■ What is expected ■
Retype the listing that follows, exactly as written.

Stored data

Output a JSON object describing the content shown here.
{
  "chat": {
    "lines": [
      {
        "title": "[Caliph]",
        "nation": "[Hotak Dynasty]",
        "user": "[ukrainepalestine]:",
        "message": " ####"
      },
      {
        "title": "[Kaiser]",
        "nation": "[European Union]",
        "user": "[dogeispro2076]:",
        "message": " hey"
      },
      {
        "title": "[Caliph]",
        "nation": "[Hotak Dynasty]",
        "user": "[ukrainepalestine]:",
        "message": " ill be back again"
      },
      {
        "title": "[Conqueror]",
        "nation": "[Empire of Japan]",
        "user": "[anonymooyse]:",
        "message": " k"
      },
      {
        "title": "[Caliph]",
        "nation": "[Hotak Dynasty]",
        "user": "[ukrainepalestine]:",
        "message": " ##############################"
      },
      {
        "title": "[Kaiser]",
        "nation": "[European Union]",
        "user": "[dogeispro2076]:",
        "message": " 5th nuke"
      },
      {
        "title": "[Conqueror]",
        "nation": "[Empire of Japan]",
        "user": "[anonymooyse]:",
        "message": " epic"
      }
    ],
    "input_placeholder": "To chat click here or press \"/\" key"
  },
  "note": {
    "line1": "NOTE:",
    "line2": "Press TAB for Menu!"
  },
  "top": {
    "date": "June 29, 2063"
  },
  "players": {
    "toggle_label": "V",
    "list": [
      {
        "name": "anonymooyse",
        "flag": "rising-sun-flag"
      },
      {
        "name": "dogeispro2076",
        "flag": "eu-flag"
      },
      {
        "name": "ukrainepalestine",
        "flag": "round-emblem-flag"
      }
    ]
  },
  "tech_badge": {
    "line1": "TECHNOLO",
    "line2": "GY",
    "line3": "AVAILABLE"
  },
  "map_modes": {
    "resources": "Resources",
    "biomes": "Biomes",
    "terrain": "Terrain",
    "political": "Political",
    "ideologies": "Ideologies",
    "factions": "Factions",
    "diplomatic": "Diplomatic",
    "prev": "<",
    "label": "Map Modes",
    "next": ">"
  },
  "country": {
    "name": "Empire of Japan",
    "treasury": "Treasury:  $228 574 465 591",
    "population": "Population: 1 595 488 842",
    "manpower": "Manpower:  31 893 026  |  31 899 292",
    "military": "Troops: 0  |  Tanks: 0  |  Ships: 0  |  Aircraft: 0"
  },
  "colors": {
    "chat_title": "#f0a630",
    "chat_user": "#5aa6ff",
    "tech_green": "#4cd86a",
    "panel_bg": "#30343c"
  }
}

■ Written response ■
Output a JSON object describing the content shown here.
{
  "chat": {
    "lines": [
      {
        "title": "[Caliph]",
        "nation": "[Hotak Dynasty]",
        "user": "[ukrainepalestine]:",
        "message": " ####"
      },
      {
        "title": "[Kaiser]",
        "nation": "[European Union]",
        "user": "[dogeispro2076]:",
        "message": " hey"
      },
      {
        "title": "[Caliph]",
        "nation": "[Hotak Dynasty]",
        "user": "[ukrainepalestine]:",
        "message": " ill be back again"
      },
      {
        "title": "[Conqueror]",
        "nation": "[Empire of Japan]",
        "user": "[anonymooyse]:",
        "message": " k"
      },
      {
        "title": "[Caliph]",
        "nation": "[Hotak Dynasty]",
        "user": "[ukrainepalestine]:",
        "message": " ##############################"
      },
      {
        "title": "[Kaiser]",
        "nation": "[European Union]",
        "user": "[dogeispro2076]:",
        "message": " 5th nuke"
      },
      {
        "title": "[Conqueror]",
        "nation": "[Empire of Japan]",
        "user": "[anonymooyse]:",
        "message": " epic"
      }
    ],
    "input_placeholder": "To chat click here or press \"/\" key"
  },
  "note": {
    "line1": "NOTE:",
    "line2": "Press TAB for Menu!"
  },
  "top": {
    "date": "June 29, 2063"
  },
  "players": {
    "toggle_label": "V",
    "list": [
      {
        "name": "anonymooyse",
        "flag": "rising-sun-flag"
      },
      {
        "name": "dogeispro2076",
        "flag": "eu-flag"
      },
      {
        "name": "ukrainepalestine",
        "flag": "round-emblem-flag"
      }
    ]
  },
  "tech_badge": {
    "line1": "TECHNOLO",
    "line2": "GY",
    "line3": "AVAILABLE"
  },
  "map_modes": {
    "resources": "Resources",
    "biomes": "Biomes",
    "terrain": "Terrain",
    "political": "Political",
    "ideologies": "Ideologies",
    "factions": "Factions",
    "diplomatic": "Diplomatic",
    "prev": "<",
    "label": "Map Modes",
    "next": ">"
  },
  "country": {
    "name": "Empire of Japan",
    "treasury": "Treasury:  $228 574 465 591",
    "population": "Population: 1 595 488 842",
    "manpower": "Manpower:  31 893 026  |  31 899 292",
    "military": "Troops: 0  |  Tanks: 0  |  Ships: 0  |  Aircraft: 0"
  },
  "colors": {
    "chat_title": "#f0a630",
    "chat_user": "#5aa6ff",
    "tech_green": "#4cd86a",
    "panel_bg": "#30343c"
  }
}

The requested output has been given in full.